## WORK TO COMPLETE
Your answer should be a single number: the count of lines that include the word "name".

[Saved data entries]
★ ★ ★

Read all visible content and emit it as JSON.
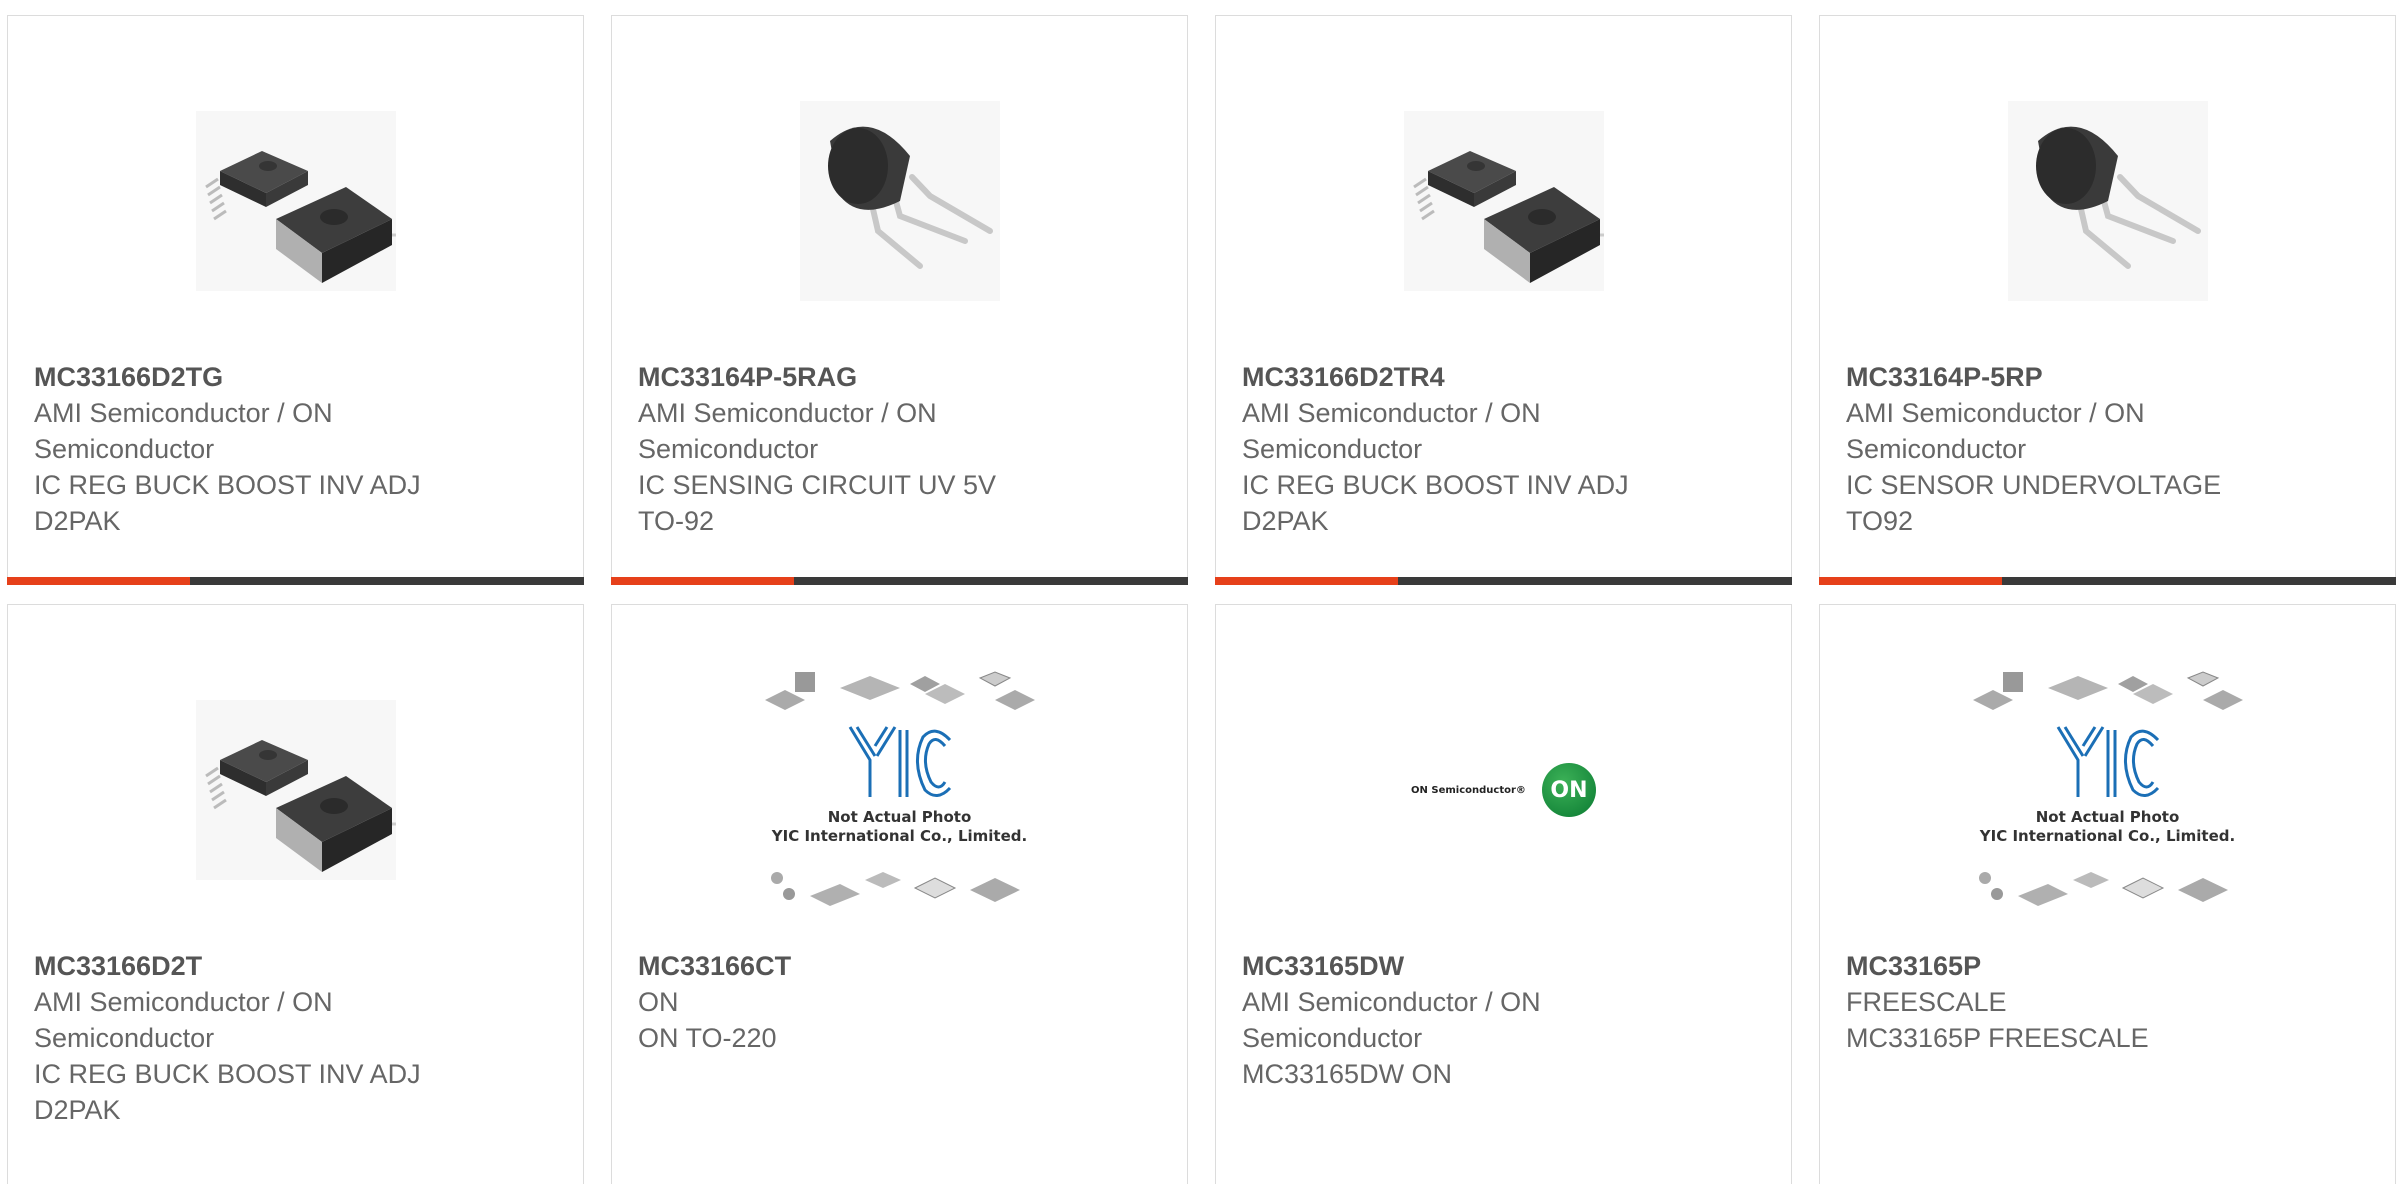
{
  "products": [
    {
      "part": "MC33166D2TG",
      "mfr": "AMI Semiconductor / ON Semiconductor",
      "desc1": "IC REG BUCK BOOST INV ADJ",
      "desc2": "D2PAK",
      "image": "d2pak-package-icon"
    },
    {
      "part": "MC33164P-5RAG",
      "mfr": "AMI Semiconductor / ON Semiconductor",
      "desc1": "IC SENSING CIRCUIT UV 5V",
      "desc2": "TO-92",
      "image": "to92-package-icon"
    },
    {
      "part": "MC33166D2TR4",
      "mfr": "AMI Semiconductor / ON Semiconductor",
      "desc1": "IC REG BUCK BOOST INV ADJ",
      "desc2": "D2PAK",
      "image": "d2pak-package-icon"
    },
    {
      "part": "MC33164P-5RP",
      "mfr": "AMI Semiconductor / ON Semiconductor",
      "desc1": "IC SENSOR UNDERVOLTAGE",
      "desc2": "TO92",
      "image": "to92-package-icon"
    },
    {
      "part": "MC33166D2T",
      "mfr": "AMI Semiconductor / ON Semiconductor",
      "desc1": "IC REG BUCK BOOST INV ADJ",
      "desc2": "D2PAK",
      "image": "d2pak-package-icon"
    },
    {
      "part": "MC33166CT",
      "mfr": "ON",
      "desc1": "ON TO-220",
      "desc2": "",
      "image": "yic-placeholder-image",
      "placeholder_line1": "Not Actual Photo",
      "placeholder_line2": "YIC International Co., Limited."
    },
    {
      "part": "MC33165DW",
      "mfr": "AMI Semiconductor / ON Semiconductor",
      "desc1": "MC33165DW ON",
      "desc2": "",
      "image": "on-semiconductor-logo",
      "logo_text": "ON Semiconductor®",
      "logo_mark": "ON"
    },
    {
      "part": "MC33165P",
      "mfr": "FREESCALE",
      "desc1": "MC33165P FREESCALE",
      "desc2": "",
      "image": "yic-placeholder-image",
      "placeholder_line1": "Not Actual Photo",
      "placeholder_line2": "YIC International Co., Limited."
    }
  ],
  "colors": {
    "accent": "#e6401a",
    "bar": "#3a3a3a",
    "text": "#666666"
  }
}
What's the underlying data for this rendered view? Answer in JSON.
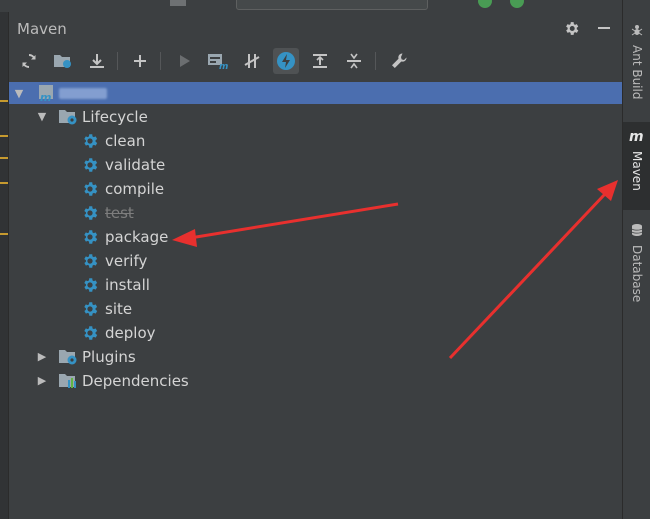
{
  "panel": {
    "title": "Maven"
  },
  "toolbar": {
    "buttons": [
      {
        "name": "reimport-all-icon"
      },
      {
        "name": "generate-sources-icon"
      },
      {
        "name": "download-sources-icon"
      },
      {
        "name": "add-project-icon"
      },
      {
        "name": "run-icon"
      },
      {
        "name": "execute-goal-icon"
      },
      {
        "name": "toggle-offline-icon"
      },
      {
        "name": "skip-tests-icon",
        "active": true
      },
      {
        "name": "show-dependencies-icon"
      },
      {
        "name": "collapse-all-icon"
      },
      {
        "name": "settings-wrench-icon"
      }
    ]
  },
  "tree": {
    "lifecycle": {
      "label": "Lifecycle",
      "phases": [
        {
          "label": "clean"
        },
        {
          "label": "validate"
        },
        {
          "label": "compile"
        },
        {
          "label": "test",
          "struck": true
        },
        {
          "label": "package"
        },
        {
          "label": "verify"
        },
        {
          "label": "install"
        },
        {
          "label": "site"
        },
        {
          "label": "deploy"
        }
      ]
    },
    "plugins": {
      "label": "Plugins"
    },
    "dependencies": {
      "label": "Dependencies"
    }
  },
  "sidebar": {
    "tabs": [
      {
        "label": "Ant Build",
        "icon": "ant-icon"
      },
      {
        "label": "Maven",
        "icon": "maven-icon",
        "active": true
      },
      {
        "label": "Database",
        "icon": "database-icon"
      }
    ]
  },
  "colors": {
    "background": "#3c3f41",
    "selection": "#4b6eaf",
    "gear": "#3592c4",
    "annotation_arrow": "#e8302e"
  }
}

★ ★ ★

## EXPECTED ANSWER
11